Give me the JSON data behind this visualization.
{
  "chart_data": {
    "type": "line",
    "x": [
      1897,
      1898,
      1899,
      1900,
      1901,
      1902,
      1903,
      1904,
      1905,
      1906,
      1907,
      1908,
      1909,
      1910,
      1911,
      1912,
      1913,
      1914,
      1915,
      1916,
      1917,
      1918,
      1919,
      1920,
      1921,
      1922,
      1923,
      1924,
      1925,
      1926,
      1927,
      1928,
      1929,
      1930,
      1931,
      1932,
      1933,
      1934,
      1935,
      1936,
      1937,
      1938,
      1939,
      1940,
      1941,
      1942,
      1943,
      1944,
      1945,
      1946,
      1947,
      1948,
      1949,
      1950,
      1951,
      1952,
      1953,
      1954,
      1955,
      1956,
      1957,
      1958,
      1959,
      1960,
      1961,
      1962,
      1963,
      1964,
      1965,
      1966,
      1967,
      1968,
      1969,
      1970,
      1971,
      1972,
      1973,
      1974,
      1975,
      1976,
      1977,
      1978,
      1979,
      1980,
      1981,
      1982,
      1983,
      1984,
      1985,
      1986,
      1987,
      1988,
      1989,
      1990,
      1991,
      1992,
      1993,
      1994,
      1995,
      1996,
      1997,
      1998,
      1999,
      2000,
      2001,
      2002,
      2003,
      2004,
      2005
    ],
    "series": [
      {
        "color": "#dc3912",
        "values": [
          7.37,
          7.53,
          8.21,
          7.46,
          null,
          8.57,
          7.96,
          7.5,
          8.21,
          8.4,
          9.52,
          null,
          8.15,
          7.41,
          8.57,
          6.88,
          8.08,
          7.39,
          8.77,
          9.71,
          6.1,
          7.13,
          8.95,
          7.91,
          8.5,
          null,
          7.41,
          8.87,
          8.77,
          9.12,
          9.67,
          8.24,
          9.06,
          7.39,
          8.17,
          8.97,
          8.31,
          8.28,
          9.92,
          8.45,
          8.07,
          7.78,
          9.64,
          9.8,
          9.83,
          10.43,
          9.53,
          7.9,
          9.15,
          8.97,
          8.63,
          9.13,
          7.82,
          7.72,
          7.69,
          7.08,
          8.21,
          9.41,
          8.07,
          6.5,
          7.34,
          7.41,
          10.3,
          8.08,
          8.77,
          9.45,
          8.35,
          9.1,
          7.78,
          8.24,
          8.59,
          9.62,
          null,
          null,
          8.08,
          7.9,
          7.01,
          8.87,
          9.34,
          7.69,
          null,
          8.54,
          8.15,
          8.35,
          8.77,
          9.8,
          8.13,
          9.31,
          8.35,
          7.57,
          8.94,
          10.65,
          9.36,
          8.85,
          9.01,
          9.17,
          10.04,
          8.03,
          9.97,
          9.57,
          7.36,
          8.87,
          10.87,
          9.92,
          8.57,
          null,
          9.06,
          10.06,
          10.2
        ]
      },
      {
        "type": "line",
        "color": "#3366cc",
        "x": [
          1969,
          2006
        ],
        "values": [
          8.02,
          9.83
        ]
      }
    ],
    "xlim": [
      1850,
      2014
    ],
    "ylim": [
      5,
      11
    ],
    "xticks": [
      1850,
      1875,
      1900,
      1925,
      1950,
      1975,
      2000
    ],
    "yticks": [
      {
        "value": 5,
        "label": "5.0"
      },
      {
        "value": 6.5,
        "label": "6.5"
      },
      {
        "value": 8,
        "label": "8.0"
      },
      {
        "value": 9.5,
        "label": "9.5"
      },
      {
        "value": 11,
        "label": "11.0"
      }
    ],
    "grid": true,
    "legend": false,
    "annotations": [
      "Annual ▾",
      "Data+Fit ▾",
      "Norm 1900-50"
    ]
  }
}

- Problem to work on -
Return the full listing, character for character.

- Output of the exercise -
Give me the JSON data behind this visualization.
{
  "chart_data": {
    "type": "line",
    "x": [
      1897,
      1898,
      1899,
      1900,
      1901,
      1902,
      1903,
      1904,
      1905,
      1906,
      1907,
      1908,
      1909,
      1910,
      1911,
      1912,
      1913,
      1914,
      1915,
      1916,
      1917,
      1918,
      1919,
      1920,
      1921,
      1922,
      1923,
      1924,
      1925,
      1926,
      1927,
      1928,
      1929,
      1930,
      1931,
      1932,
      1933,
      1934,
      1935,
      1936,
      1937,
      1938,
      1939,
      1940,
      1941,
      1942,
      1943,
      1944,
      1945,
      1946,
      1947,
      1948,
      1949,
      1950,
      1951,
      1952,
      1953,
      1954,
      1955,
      1956,
      1957,
      1958,
      1959,
      1960,
      1961,
      1962,
      1963,
      1964,
      1965,
      1966,
      1967,
      1968,
      1969,
      1970,
      1971,
      1972,
      1973,
      1974,
      1975,
      1976,
      1977,
      1978,
      1979,
      1980,
      1981,
      1982,
      1983,
      1984,
      1985,
      1986,
      1987,
      1988,
      1989,
      1990,
      1991,
      1992,
      1993,
      1994,
      1995,
      1996,
      1997,
      1998,
      1999,
      2000,
      2001,
      2002,
      2003,
      2004,
      2005
    ],
    "series": [
      {
        "color": "#dc3912",
        "values": [
          7.37,
          7.53,
          8.21,
          7.46,
          null,
          8.57,
          7.96,
          7.5,
          8.21,
          8.4,
          9.52,
          null,
          8.15,
          7.41,
          8.57,
          6.88,
          8.08,
          7.39,
          8.77,
          9.71,
          6.1,
          7.13,
          8.95,
          7.91,
          8.5,
          null,
          7.41,
          8.87,
          8.77,
          9.12,
          9.67,
          8.24,
          9.06,
          7.39,
          8.17,
          8.97,
          8.31,
          8.28,
          9.92,
          8.45,
          8.07,
          7.78,
          9.64,
          9.8,
          9.83,
          10.43,
          9.53,
          7.9,
          9.15,
          8.97,
          8.63,
          9.13,
          7.82,
          7.72,
          7.69,
          7.08,
          8.21,
          9.41,
          8.07,
          6.5,
          7.34,
          7.41,
          10.3,
          8.08,
          8.77,
          9.45,
          8.35,
          9.1,
          7.78,
          8.24,
          8.59,
          9.62,
          null,
          null,
          8.08,
          7.9,
          7.01,
          8.87,
          9.34,
          7.69,
          null,
          8.54,
          8.15,
          8.35,
          8.77,
          9.8,
          8.13,
          9.31,
          8.35,
          7.57,
          8.94,
          10.65,
          9.36,
          8.85,
          9.01,
          9.17,
          10.04,
          8.03,
          9.97,
          9.57,
          7.36,
          8.87,
          10.87,
          9.92,
          8.57,
          null,
          9.06,
          10.06,
          10.2
        ]
      },
      {
        "type": "line",
        "color": "#3366cc",
        "x": [
          1969,
          2006
        ],
        "values": [
          8.02,
          9.83
        ]
      }
    ],
    "xlim": [
      1850,
      2014
    ],
    "ylim": [
      5,
      11
    ],
    "xticks": [
      1850,
      1875,
      1900,
      1925,
      1950,
      1975,
      2000
    ],
    "yticks": [
      {
        "value": 5,
        "label": "5.0"
      },
      {
        "value": 6.5,
        "label": "6.5"
      },
      {
        "value": 8,
        "label": "8.0"
      },
      {
        "value": 9.5,
        "label": "9.5"
      },
      {
        "value": 11,
        "label": "11.0"
      }
    ],
    "grid": true,
    "legend": false,
    "annotations": [
      "Annual ▾",
      "Data+Fit ▾",
      "Norm 1900-50"
    ]
  }
}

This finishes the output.